-- Start Input --

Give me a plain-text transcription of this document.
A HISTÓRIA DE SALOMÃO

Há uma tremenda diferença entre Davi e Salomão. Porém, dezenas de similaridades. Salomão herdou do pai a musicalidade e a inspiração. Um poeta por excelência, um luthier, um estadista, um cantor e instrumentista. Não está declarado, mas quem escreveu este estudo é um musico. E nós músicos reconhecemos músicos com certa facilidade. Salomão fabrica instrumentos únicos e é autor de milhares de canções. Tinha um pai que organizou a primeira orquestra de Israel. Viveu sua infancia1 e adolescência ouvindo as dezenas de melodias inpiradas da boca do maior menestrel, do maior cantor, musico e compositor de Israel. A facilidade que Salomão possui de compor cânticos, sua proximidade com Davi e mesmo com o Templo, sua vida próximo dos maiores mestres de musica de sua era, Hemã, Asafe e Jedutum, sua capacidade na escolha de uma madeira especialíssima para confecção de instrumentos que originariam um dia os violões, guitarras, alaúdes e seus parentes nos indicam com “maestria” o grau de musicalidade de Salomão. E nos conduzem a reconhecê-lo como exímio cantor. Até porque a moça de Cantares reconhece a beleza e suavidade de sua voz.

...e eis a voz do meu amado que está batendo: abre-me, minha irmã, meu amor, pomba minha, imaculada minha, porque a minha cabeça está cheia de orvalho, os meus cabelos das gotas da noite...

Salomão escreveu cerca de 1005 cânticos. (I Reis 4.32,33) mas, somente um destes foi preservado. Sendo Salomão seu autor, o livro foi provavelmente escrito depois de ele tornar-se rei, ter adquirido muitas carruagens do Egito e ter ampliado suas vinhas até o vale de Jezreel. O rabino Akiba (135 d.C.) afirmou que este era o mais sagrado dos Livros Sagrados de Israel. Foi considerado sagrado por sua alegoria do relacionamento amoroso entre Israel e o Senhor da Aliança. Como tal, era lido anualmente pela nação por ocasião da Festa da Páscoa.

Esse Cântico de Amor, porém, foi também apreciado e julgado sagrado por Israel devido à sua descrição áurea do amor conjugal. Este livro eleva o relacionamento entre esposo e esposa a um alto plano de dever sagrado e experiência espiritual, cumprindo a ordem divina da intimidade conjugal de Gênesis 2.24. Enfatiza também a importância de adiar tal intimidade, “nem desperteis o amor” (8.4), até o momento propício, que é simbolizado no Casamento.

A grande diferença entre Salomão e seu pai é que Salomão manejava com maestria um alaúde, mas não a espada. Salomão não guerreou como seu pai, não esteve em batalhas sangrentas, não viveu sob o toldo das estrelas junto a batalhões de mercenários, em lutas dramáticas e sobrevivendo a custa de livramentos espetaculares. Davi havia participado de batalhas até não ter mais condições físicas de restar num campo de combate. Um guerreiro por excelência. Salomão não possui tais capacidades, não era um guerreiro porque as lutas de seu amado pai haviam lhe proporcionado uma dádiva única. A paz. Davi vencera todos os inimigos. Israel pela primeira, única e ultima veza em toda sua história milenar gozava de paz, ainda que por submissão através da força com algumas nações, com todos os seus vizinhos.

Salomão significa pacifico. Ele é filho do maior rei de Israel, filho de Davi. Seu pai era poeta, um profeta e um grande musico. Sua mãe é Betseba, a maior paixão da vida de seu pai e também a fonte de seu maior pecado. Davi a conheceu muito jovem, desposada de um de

-- End Input --

• What to do: Copy all the lines, exactly.

• Output of the task:
Give me a plain-text transcription of this document.
A HISTÓRIA DE SALOMÃO

Há uma tremenda diferença entre Davi e Salomão. Porém, dezenas de similaridades. Salomão herdou do pai a musicalidade e a inspiração. Um poeta por excelência, um luthier, um estadista, um cantor e instrumentista. Não está declarado, mas quem escreveu este estudo é um musico. E nós músicos reconhecemos músicos com certa facilidade. Salomão fabrica instrumentos únicos e é autor de milhares de canções. Tinha um pai que organizou a primeira orquestra de Israel. Viveu sua infancia1 e adolescência ouvindo as dezenas de melodias inpiradas da boca do maior menestrel, do maior cantor, musico e compositor de Israel. A facilidade que Salomão possui de compor cânticos, sua proximidade com Davi e mesmo com o Templo, sua vida próximo dos maiores mestres de musica de sua era, Hemã, Asafe e Jedutum, sua capacidade na escolha de uma madeira especialíssima para confecção de instrumentos que originariam um dia os violões, guitarras, alaúdes e seus parentes nos indicam com “maestria” o grau de musicalidade de Salomão. E nos conduzem a reconhecê-lo como exímio cantor. Até porque a moça de Cantares reconhece a beleza e suavidade de sua voz.

...e eis a voz do meu amado que está batendo: abre-me, minha irmã, meu amor, pomba minha, imaculada minha, porque a minha cabeça está cheia de orvalho, os meus cabelos das gotas da noite...

Salomão escreveu cerca de 1005 cânticos. (I Reis 4.32,33) mas, somente um destes foi preservado. Sendo Salomão seu autor, o livro foi provavelmente escrito depois de ele tornar-se rei, ter adquirido muitas carruagens do Egito e ter ampliado suas vinhas até o vale de Jezreel. O rabino Akiba (135 d.C.) afirmou que este era o mais sagrado dos Livros Sagrados de Israel. Foi considerado sagrado por sua alegoria do relacionamento amoroso entre Israel e o Senhor da Aliança. Como tal, era lido anualmente pela nação por ocasião da Festa da Páscoa.

Esse Cântico de Amor, porém, foi também apreciado e julgado sagrado por Israel devido à sua descrição áurea do amor conjugal. Este livro eleva o relacionamento entre esposo e esposa a um alto plano de dever sagrado e experiência espiritual, cumprindo a ordem divina da intimidade conjugal de Gênesis 2.24. Enfatiza também a importância de adiar tal intimidade, “nem desperteis o amor” (8.4), até o momento propício, que é simbolizado no Casamento.

A grande diferença entre Salomão e seu pai é que Salomão manejava com maestria um alaúde, mas não a espada. Salomão não guerreou como seu pai, não esteve em batalhas sangrentas, não viveu sob o toldo das estrelas junto a batalhões de mercenários, em lutas dramáticas e sobrevivendo a custa de livramentos espetaculares. Davi havia participado de batalhas até não ter mais condições físicas de restar num campo de combate. Um guerreiro por excelência. Salomão não possui tais capacidades, não era um guerreiro porque as lutas de seu amado pai haviam lhe proporcionado uma dádiva única. A paz. Davi vencera todos os inimigos. Israel pela primeira, única e ultima veza em toda sua história milenar gozava de paz, ainda que por submissão através da força com algumas nações, com todos os seus vizinhos.

Salomão significa pacifico. Ele é filho do maior rei de Israel, filho de Davi. Seu pai era poeta, um profeta e um grande musico. Sua mãe é Betseba, a maior paixão da vida de seu pai e também a fonte de seu maior pecado. Davi a conheceu muito jovem, desposada de um de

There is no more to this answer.